TEXTAUSZUG:
=-=-=-=-=
Dann sucht sich das Programm eine zufällige Vokabel mit gültiger unit aus, zeigt das Wort in Fremdsprache an (also das Element mit dem Tag <wort>), man Tippt die Übersetzung ein und das Programm prüft, ob die Eingabe mindestens eine der Bedeutungen beinhaltet.
Und zuletzt noch eine Sache:
Sollte man das oben genannte so oder so ähnlich programmieren können, wäre es dann auch möglich ein Programm zu machen, mit dem man die Vokabeln eingeben kann und die Eingabe dann zum XML Dokument hinzugefügt wird.
Ich hoffe ich habe alles verständlich erklärt.
mfG lukpro


----------



## Flown (30. Aug 2017)

Klar lässt sich sowas umsetzen, erstelle die erforderlichen Klassen, die dir das managen (wie: Unit, Vokabel). Das kannst du dann auch mit (weiterführendes Thema) JAXB de-/serialisieren.
=-=-=-=-=
AUFGABEN:
1. Welche Technik nennt Flown im Forentext zum Vokabelprogramm für das De- und Serialisieren der Klassen?
2. Führen Sie den Forentext zum Vokabelprogramm im Anschluss an seinen letzten Satz mit einigen Sätzen weiter.

DATENAUSZUG:
=-=-=-=-=
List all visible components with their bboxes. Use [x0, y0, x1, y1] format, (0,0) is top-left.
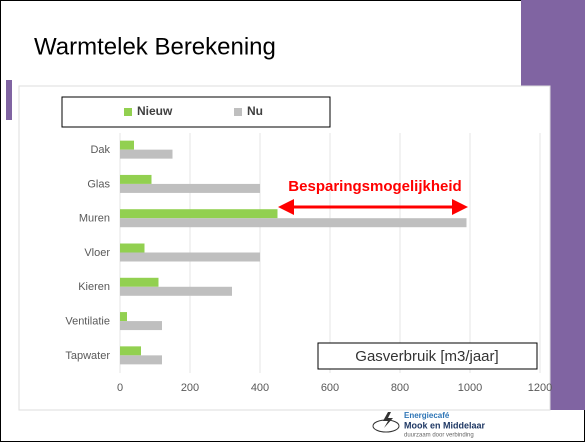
=-=-=-=-=
LÖSUNGEN:
1. JAXB.

2.
----------



## lukpro (30. Aug 2017)

lukpro hat gesagt.:


> Ich habe noch nie etwas mit XML gemacht und bräuchte daher auch Code-Hilfe.


wie gesagt ich habe mit XML noch nie gearbeitet und bräuchte mehr Infos, wie man das umsetzt.


----------



## looparda (30. Aug 2017)

@lukpro welche Tutorials/Literatur hast du dir zu JAXB bereits angeschaut? Wo hakt es?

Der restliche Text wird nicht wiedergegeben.